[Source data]
--- begin ---

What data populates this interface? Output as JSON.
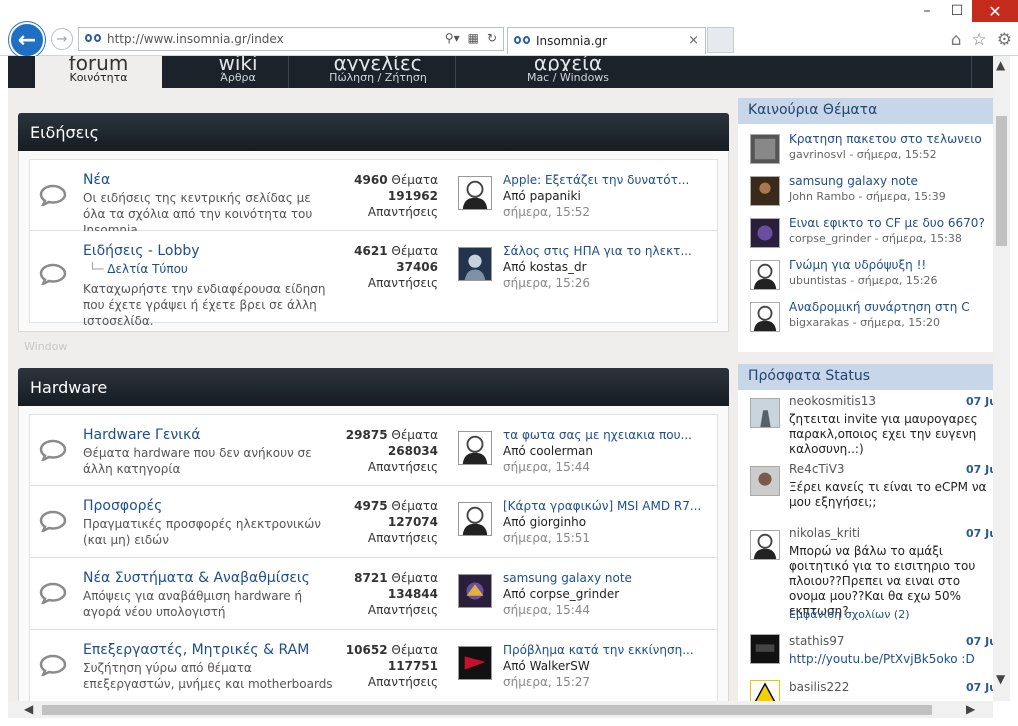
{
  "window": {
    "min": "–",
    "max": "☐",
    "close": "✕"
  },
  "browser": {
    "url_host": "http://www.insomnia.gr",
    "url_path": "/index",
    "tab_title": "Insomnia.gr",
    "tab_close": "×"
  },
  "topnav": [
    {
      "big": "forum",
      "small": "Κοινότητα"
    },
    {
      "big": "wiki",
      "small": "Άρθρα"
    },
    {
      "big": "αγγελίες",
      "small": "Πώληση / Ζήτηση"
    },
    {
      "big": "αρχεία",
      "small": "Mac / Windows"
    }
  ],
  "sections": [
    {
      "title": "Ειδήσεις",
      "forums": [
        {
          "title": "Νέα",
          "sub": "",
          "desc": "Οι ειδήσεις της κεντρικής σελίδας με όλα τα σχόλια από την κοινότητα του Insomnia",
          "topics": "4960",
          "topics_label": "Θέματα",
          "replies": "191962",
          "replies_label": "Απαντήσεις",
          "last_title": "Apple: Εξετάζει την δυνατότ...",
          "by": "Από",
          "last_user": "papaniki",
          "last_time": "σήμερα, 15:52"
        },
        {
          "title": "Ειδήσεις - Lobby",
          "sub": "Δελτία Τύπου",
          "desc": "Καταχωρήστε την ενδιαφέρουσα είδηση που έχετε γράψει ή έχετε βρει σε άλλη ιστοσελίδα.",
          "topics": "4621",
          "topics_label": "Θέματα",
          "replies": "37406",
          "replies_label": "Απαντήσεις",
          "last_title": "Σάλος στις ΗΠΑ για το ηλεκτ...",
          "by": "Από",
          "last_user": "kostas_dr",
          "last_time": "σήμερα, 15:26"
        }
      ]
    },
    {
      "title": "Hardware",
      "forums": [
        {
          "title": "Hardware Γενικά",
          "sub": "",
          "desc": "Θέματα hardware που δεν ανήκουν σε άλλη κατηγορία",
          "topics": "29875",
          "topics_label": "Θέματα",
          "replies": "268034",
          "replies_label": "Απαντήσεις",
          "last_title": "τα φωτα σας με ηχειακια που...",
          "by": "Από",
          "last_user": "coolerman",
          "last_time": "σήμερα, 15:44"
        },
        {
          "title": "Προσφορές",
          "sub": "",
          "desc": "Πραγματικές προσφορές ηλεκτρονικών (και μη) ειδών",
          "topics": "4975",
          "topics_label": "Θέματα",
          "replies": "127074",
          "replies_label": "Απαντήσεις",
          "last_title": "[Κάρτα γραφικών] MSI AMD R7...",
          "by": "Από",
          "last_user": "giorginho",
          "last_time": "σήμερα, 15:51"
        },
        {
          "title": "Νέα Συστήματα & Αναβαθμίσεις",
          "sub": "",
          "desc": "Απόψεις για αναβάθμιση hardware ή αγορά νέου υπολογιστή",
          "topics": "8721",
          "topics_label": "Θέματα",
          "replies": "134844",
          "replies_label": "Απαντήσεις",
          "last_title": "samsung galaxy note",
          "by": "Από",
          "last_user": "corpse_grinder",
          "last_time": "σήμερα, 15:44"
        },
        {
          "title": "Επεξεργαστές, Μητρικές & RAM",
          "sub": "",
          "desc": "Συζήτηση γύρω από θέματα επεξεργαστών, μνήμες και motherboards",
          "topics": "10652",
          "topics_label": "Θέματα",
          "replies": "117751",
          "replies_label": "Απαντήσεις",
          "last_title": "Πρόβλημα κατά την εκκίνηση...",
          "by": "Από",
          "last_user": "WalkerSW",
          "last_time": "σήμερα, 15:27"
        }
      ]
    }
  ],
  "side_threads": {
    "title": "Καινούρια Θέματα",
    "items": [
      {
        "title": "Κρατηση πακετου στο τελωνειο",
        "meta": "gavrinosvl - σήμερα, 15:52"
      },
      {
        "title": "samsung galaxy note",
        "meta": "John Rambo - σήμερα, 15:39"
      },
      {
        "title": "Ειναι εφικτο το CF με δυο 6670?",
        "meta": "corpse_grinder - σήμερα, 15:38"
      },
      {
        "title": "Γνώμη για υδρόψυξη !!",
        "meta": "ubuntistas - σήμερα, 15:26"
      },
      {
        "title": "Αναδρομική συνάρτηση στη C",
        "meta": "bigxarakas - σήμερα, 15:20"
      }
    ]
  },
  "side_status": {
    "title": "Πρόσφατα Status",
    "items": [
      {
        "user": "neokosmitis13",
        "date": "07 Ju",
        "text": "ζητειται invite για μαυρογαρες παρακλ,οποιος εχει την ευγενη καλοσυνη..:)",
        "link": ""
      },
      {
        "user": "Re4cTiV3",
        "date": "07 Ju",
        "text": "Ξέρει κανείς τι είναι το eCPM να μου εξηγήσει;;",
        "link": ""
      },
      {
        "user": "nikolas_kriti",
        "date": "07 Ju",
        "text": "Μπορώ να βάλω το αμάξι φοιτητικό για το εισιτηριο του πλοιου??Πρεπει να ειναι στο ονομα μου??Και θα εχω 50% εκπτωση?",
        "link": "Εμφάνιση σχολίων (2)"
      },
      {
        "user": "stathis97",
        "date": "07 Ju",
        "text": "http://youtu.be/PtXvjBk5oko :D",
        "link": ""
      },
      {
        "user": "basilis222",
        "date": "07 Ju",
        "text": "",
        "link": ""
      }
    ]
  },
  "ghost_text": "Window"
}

--- end ---

» STATED TASK
Reproduce the records verbatim, omitting all images they contain.

» THE REPLY
What data populates this interface? Output as JSON.
{
  "window": {
    "min": "–",
    "max": "☐",
    "close": "✕"
  },
  "browser": {
    "url_host": "http://www.insomnia.gr",
    "url_path": "/index",
    "tab_title": "Insomnia.gr",
    "tab_close": "×"
  },
  "topnav": [
    {
      "big": "forum",
      "small": "Κοινότητα"
    },
    {
      "big": "wiki",
      "small": "Άρθρα"
    },
    {
      "big": "αγγελίες",
      "small": "Πώληση / Ζήτηση"
    },
    {
      "big": "αρχεία",
      "small": "Mac / Windows"
    }
  ],
  "sections": [
    {
      "title": "Ειδήσεις",
      "forums": [
        {
          "title": "Νέα",
          "sub": "",
          "desc": "Οι ειδήσεις της κεντρικής σελίδας με όλα τα σχόλια από την κοινότητα του Insomnia",
          "topics": "4960",
          "topics_label": "Θέματα",
          "replies": "191962",
          "replies_label": "Απαντήσεις",
          "last_title": "Apple: Εξετάζει την δυνατότ...",
          "by": "Από",
          "last_user": "papaniki",
          "last_time": "σήμερα, 15:52"
        },
        {
          "title": "Ειδήσεις - Lobby",
          "sub": "Δελτία Τύπου",
          "desc": "Καταχωρήστε την ενδιαφέρουσα είδηση που έχετε γράψει ή έχετε βρει σε άλλη ιστοσελίδα.",
          "topics": "4621",
          "topics_label": "Θέματα",
          "replies": "37406",
          "replies_label": "Απαντήσεις",
          "last_title": "Σάλος στις ΗΠΑ για το ηλεκτ...",
          "by": "Από",
          "last_user": "kostas_dr",
          "last_time": "σήμερα, 15:26"
        }
      ]
    },
    {
      "title": "Hardware",
      "forums": [
        {
          "title": "Hardware Γενικά",
          "sub": "",
          "desc": "Θέματα hardware που δεν ανήκουν σε άλλη κατηγορία",
          "topics": "29875",
          "topics_label": "Θέματα",
          "replies": "268034",
          "replies_label": "Απαντήσεις",
          "last_title": "τα φωτα σας με ηχειακια που...",
          "by": "Από",
          "last_user": "coolerman",
          "last_time": "σήμερα, 15:44"
        },
        {
          "title": "Προσφορές",
          "sub": "",
          "desc": "Πραγματικές προσφορές ηλεκτρονικών (και μη) ειδών",
          "topics": "4975",
          "topics_label": "Θέματα",
          "replies": "127074",
          "replies_label": "Απαντήσεις",
          "last_title": "[Κάρτα γραφικών] MSI AMD R7...",
          "by": "Από",
          "last_user": "giorginho",
          "last_time": "σήμερα, 15:51"
        },
        {
          "title": "Νέα Συστήματα & Αναβαθμίσεις",
          "sub": "",
          "desc": "Απόψεις για αναβάθμιση hardware ή αγορά νέου υπολογιστή",
          "topics": "8721",
          "topics_label": "Θέματα",
          "replies": "134844",
          "replies_label": "Απαντήσεις",
          "last_title": "samsung galaxy note",
          "by": "Από",
          "last_user": "corpse_grinder",
          "last_time": "σήμερα, 15:44"
        },
        {
          "title": "Επεξεργαστές, Μητρικές & RAM",
          "sub": "",
          "desc": "Συζήτηση γύρω από θέματα επεξεργαστών, μνήμες και motherboards",
          "topics": "10652",
          "topics_label": "Θέματα",
          "replies": "117751",
          "replies_label": "Απαντήσεις",
          "last_title": "Πρόβλημα κατά την εκκίνηση...",
          "by": "Από",
          "last_user": "WalkerSW",
          "last_time": "σήμερα, 15:27"
        }
      ]
    }
  ],
  "side_threads": {
    "title": "Καινούρια Θέματα",
    "items": [
      {
        "title": "Κρατηση πακετου στο τελωνειο",
        "meta": "gavrinosvl - σήμερα, 15:52"
      },
      {
        "title": "samsung galaxy note",
        "meta": "John Rambo - σήμερα, 15:39"
      },
      {
        "title": "Ειναι εφικτο το CF με δυο 6670?",
        "meta": "corpse_grinder - σήμερα, 15:38"
      },
      {
        "title": "Γνώμη για υδρόψυξη !!",
        "meta": "ubuntistas - σήμερα, 15:26"
      },
      {
        "title": "Αναδρομική συνάρτηση στη C",
        "meta": "bigxarakas - σήμερα, 15:20"
      }
    ]
  },
  "side_status": {
    "title": "Πρόσφατα Status",
    "items": [
      {
        "user": "neokosmitis13",
        "date": "07 Ju",
        "text": "ζητειται invite για μαυρογαρες παρακλ,οποιος εχει την ευγενη καλοσυνη..:)",
        "link": ""
      },
      {
        "user": "Re4cTiV3",
        "date": "07 Ju",
        "text": "Ξέρει κανείς τι είναι το eCPM να μου εξηγήσει;;",
        "link": ""
      },
      {
        "user": "nikolas_kriti",
        "date": "07 Ju",
        "text": "Μπορώ να βάλω το αμάξι φοιτητικό για το εισιτηριο του πλοιου??Πρεπει να ειναι στο ονομα μου??Και θα εχω 50% εκπτωση?",
        "link": "Εμφάνιση σχολίων (2)"
      },
      {
        "user": "stathis97",
        "date": "07 Ju",
        "text": "http://youtu.be/PtXvjBk5oko :D",
        "link": ""
      },
      {
        "user": "basilis222",
        "date": "07 Ju",
        "text": "",
        "link": ""
      }
    ]
  },
  "ghost_text": "Window"
}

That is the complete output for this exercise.